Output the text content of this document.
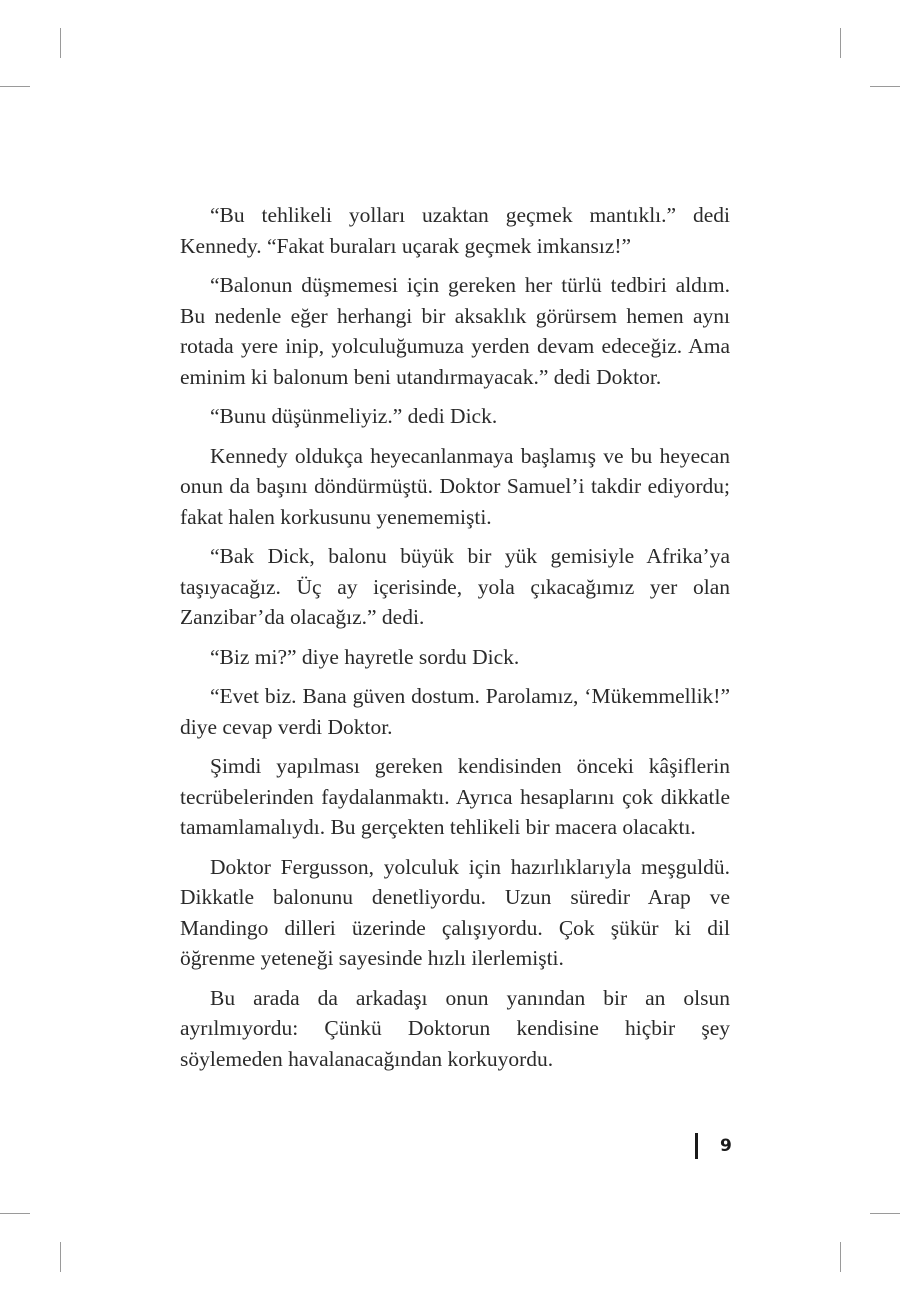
“Bu tehlikeli yolları uzaktan geçmek mantıklı.” dedi Kennedy. “Fakat buraları uçarak geçmek imkansız!”

“Balonun düşmemesi için gereken her türlü tedbiri aldım. Bu nedenle eğer herhangi bir aksaklık görürsem hemen aynı rotada yere inip, yolculuğumuza yerden devam edeceğiz. Ama eminim ki balonum beni utandırmayacak.” dedi Doktor.

“Bunu düşünmeliyiz.” dedi Dick.

Kennedy oldukça heyecanlanmaya başlamış ve bu heyecan onun da başını döndürmüştü. Doktor Samuel’i takdir ediyordu; fakat halen korkusunu yenememişti.

“Bak Dick, balonu büyük bir yük gemisiyle Afrika’ya taşıyacağız. Üç ay içerisinde, yola çıkacağımız yer olan Zanzibar’da olacağız.” dedi.

“Biz mi?” diye hayretle sordu Dick.

“Evet biz. Bana güven dostum. Parolamız, ‘Mükemmellik!” diye cevap verdi Doktor.

Şimdi yapılması gereken kendisinden önceki kâşiflerin tecrübelerinden faydalanmaktı. Ayrıca hesaplarını çok dikkatle tamamlamalıydı. Bu gerçekten tehlikeli bir macera olacaktı.

Doktor Fergusson, yolculuk için hazırlıklarıyla meşguldü. Dikkatle balonunu denetliyordu. Uzun süredir Arap ve Mandingo dilleri üzerinde çalışıyordu. Çok şükür ki dil öğrenme yeteneği sayesinde hızlı ilerlemişti.

Bu arada da arkadaşı onun yanından bir an olsun ayrılmıyordu: Çünkü Doktorun kendisine hiçbir şey söylemeden havalanacağından korkuyordu.

9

□ □ □ □

## Given problem
Find the word "diye" and list each line it appears in.

## Response for this exercise
“Biz mi?” diye hayretle sordu Dick.
“Evet biz. Bana güven dostum. Parolamız, ‘Mükemmellik!” diye cevap verdi Doktor.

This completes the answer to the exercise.